• [SOURCE MATERIAL]
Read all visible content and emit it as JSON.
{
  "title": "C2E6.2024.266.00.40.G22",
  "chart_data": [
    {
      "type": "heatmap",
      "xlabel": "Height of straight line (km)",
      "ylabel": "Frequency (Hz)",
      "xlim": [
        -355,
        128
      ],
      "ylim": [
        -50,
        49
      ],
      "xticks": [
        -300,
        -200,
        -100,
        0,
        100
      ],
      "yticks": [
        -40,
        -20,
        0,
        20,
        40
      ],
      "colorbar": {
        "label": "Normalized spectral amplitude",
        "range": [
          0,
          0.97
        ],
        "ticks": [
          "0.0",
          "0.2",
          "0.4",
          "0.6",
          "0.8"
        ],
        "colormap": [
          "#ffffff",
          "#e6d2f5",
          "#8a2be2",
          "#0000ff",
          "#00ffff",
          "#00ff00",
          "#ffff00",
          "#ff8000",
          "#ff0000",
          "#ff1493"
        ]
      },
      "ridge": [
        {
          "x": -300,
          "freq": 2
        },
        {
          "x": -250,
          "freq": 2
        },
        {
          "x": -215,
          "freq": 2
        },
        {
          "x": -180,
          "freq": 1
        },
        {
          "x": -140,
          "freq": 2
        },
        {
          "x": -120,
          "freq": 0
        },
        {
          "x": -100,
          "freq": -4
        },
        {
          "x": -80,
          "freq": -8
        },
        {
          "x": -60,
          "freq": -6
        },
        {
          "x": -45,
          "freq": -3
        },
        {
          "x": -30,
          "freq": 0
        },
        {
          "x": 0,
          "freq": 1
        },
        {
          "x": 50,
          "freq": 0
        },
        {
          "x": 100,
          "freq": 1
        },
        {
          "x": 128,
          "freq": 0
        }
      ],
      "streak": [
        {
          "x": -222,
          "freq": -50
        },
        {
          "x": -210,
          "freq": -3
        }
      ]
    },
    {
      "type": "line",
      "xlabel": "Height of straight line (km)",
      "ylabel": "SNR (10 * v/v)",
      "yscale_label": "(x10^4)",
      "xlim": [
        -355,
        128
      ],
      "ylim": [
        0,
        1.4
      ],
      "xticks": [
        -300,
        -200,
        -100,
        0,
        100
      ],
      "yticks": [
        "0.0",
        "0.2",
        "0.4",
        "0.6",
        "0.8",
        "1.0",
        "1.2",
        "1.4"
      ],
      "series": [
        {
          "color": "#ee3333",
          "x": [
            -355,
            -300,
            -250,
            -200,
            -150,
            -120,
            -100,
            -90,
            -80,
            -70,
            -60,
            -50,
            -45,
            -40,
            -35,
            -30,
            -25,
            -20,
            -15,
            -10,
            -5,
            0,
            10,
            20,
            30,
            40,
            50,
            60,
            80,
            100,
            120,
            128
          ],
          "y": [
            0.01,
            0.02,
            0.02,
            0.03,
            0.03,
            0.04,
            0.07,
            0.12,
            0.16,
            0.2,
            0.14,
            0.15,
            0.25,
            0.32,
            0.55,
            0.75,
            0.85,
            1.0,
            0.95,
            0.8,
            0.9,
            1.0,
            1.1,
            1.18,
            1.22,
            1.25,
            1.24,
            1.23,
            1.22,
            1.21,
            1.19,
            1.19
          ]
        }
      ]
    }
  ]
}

• [GIVEN EXERCISE] All of the material above needs to be copied exactly.

• [RESULT BELOW]
Read all visible content and emit it as JSON.
{
  "title": "C2E6.2024.266.00.40.G22",
  "chart_data": [
    {
      "type": "heatmap",
      "xlabel": "Height of straight line (km)",
      "ylabel": "Frequency (Hz)",
      "xlim": [
        -355,
        128
      ],
      "ylim": [
        -50,
        49
      ],
      "xticks": [
        -300,
        -200,
        -100,
        0,
        100
      ],
      "yticks": [
        -40,
        -20,
        0,
        20,
        40
      ],
      "colorbar": {
        "label": "Normalized spectral amplitude",
        "range": [
          0,
          0.97
        ],
        "ticks": [
          "0.0",
          "0.2",
          "0.4",
          "0.6",
          "0.8"
        ],
        "colormap": [
          "#ffffff",
          "#e6d2f5",
          "#8a2be2",
          "#0000ff",
          "#00ffff",
          "#00ff00",
          "#ffff00",
          "#ff8000",
          "#ff0000",
          "#ff1493"
        ]
      },
      "ridge": [
        {
          "x": -300,
          "freq": 2
        },
        {
          "x": -250,
          "freq": 2
        },
        {
          "x": -215,
          "freq": 2
        },
        {
          "x": -180,
          "freq": 1
        },
        {
          "x": -140,
          "freq": 2
        },
        {
          "x": -120,
          "freq": 0
        },
        {
          "x": -100,
          "freq": -4
        },
        {
          "x": -80,
          "freq": -8
        },
        {
          "x": -60,
          "freq": -6
        },
        {
          "x": -45,
          "freq": -3
        },
        {
          "x": -30,
          "freq": 0
        },
        {
          "x": 0,
          "freq": 1
        },
        {
          "x": 50,
          "freq": 0
        },
        {
          "x": 100,
          "freq": 1
        },
        {
          "x": 128,
          "freq": 0
        }
      ],
      "streak": [
        {
          "x": -222,
          "freq": -50
        },
        {
          "x": -210,
          "freq": -3
        }
      ]
    },
    {
      "type": "line",
      "xlabel": "Height of straight line (km)",
      "ylabel": "SNR (10 * v/v)",
      "yscale_label": "(x10^4)",
      "xlim": [
        -355,
        128
      ],
      "ylim": [
        0,
        1.4
      ],
      "xticks": [
        -300,
        -200,
        -100,
        0,
        100
      ],
      "yticks": [
        "0.0",
        "0.2",
        "0.4",
        "0.6",
        "0.8",
        "1.0",
        "1.2",
        "1.4"
      ],
      "series": [
        {
          "color": "#ee3333",
          "x": [
            -355,
            -300,
            -250,
            -200,
            -150,
            -120,
            -100,
            -90,
            -80,
            -70,
            -60,
            -50,
            -45,
            -40,
            -35,
            -30,
            -25,
            -20,
            -15,
            -10,
            -5,
            0,
            10,
            20,
            30,
            40,
            50,
            60,
            80,
            100,
            120,
            128
          ],
          "y": [
            0.01,
            0.02,
            0.02,
            0.03,
            0.03,
            0.04,
            0.07,
            0.12,
            0.16,
            0.2,
            0.14,
            0.15,
            0.25,
            0.32,
            0.55,
            0.75,
            0.85,
            1.0,
            0.95,
            0.8,
            0.9,
            1.0,
            1.1,
            1.18,
            1.22,
            1.25,
            1.24,
            1.23,
            1.22,
            1.21,
            1.19,
            1.19
          ]
        }
      ]
    }
  ]
}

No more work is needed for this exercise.